-- WHAT YOU NEED TO DO --
Only lines with the word "behavior" are needed; collect each of them from the listing below.

==== TASK MATERIAL ====

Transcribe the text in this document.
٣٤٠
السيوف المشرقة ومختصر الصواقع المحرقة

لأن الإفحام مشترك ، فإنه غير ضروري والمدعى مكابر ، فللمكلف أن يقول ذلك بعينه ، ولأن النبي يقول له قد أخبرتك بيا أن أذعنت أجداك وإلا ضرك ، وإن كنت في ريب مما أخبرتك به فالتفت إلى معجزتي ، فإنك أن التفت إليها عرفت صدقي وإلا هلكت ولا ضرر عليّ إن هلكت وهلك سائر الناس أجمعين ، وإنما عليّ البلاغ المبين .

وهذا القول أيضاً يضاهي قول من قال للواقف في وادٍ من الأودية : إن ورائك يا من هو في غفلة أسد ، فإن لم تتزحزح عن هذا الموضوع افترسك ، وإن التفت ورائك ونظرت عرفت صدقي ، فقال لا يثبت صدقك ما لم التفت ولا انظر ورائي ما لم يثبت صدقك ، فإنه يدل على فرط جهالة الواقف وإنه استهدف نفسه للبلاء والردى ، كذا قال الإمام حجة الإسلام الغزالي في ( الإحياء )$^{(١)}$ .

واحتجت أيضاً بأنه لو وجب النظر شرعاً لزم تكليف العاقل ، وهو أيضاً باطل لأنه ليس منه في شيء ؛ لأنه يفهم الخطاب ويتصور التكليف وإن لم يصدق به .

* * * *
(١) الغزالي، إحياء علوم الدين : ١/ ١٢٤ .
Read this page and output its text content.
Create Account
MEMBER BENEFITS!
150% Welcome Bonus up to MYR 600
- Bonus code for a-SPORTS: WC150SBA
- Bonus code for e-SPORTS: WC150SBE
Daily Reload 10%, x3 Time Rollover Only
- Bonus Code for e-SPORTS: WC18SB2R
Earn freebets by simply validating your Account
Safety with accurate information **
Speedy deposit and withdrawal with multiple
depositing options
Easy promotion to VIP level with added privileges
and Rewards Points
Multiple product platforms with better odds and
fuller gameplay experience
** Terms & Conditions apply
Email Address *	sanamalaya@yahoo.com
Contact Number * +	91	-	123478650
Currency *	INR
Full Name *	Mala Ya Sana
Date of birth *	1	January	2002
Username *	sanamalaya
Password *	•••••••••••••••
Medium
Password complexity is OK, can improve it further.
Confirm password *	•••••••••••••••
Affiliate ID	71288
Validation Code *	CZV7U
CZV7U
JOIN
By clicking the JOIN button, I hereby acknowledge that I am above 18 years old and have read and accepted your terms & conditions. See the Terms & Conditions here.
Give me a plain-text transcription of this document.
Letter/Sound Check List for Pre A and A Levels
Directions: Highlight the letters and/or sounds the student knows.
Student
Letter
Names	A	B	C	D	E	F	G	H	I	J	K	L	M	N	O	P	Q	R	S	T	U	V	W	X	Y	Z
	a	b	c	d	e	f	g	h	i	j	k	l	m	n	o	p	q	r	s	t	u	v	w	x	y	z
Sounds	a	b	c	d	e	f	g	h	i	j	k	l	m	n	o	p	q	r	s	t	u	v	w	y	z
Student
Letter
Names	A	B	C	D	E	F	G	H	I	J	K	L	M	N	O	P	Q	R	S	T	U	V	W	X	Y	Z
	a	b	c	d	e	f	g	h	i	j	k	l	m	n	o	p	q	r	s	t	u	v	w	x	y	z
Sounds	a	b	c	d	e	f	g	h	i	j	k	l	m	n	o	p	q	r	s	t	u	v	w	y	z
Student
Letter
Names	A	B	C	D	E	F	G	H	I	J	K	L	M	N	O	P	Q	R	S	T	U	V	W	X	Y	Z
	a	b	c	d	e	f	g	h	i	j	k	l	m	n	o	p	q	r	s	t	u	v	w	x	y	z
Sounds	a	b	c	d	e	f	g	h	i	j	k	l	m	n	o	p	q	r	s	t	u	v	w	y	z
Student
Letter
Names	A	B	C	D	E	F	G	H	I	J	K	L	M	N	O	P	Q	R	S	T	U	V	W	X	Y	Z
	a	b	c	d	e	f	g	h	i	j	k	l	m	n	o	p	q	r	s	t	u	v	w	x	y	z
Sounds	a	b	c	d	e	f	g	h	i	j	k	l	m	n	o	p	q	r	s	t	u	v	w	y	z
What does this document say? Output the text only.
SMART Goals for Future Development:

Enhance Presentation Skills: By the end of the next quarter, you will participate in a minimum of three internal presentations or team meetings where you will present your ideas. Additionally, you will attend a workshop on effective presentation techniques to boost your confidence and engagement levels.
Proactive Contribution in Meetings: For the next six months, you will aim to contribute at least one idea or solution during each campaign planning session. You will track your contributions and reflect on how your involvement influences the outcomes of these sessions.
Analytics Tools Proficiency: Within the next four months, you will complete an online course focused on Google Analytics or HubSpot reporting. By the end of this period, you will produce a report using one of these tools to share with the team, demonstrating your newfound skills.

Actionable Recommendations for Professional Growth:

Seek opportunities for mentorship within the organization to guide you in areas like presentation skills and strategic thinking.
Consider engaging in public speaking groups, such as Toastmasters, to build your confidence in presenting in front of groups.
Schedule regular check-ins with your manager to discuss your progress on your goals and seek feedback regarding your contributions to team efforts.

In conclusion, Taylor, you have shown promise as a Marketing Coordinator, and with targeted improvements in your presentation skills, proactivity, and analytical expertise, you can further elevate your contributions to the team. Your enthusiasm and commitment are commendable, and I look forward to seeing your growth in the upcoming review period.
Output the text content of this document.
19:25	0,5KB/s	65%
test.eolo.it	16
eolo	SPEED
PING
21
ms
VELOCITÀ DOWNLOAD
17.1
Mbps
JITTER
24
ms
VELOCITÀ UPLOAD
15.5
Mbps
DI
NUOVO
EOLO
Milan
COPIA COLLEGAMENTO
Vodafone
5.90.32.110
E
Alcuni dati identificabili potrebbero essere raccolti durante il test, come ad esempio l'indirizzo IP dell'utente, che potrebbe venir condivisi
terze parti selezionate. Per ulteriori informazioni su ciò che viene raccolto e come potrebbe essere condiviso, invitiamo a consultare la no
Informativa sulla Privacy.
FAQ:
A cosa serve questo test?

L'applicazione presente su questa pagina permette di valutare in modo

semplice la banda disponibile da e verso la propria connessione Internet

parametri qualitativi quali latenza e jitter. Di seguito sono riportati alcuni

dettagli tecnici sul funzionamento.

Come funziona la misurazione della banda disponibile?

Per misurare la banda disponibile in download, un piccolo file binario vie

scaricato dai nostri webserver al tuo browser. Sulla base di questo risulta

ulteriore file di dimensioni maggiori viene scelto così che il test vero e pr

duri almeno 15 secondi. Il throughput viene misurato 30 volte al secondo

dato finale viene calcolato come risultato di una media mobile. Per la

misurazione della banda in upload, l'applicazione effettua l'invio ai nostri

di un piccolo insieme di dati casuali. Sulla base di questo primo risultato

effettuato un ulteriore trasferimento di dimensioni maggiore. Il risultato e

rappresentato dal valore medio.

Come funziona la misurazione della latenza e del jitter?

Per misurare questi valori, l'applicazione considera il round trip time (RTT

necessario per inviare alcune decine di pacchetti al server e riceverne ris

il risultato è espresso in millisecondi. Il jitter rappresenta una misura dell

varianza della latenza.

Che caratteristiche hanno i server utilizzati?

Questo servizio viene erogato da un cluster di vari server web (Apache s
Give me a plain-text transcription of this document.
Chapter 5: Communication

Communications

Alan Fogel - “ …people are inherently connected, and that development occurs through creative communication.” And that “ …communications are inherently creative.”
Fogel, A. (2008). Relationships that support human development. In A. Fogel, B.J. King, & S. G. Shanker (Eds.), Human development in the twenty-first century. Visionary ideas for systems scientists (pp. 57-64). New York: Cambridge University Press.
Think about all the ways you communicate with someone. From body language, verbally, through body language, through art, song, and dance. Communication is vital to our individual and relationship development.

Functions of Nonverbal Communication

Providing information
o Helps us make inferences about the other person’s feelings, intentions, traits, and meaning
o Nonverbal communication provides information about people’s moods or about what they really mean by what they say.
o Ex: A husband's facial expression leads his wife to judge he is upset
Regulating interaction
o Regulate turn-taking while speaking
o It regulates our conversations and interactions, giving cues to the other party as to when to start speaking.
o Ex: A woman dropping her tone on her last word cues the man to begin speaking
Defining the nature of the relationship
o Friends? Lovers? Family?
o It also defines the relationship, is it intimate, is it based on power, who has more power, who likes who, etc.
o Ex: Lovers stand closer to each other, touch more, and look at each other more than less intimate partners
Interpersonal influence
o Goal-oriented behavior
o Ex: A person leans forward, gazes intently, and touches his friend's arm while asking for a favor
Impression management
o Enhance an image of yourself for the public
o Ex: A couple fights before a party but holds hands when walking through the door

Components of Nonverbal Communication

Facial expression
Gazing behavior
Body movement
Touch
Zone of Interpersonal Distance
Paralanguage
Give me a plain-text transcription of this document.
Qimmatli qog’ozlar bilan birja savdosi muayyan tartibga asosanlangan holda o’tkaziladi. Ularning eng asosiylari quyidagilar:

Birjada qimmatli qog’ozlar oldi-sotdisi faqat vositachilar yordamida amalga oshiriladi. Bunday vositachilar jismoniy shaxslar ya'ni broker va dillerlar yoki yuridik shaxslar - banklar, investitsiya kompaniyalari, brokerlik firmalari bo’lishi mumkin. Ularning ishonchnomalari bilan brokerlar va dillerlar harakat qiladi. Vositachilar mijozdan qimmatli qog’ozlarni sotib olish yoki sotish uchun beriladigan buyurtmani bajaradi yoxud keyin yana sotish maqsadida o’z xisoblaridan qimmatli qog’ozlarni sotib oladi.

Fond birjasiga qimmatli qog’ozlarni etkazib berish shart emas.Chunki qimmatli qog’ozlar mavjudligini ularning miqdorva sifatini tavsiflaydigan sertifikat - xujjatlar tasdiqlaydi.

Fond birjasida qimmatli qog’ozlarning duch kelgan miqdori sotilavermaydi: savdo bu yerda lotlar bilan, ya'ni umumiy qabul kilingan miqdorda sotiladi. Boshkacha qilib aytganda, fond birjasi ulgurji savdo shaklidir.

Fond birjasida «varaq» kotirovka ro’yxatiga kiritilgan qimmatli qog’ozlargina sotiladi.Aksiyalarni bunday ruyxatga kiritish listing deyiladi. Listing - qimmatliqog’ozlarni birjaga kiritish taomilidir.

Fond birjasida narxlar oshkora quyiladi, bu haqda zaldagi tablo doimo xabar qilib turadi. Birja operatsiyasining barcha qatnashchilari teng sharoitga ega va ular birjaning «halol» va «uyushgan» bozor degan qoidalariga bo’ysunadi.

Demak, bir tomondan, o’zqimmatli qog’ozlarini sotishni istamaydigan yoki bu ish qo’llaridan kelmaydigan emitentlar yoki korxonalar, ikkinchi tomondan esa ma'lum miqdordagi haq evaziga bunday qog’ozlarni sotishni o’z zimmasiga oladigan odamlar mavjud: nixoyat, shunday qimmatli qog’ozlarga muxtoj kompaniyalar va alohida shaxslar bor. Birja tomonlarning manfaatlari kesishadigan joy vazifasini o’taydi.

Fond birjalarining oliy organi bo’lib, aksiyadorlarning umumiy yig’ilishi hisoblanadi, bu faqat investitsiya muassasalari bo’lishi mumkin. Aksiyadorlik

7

====

-- EXERCISE RESULT --
o Goal-oriented behavior
Gazing behavior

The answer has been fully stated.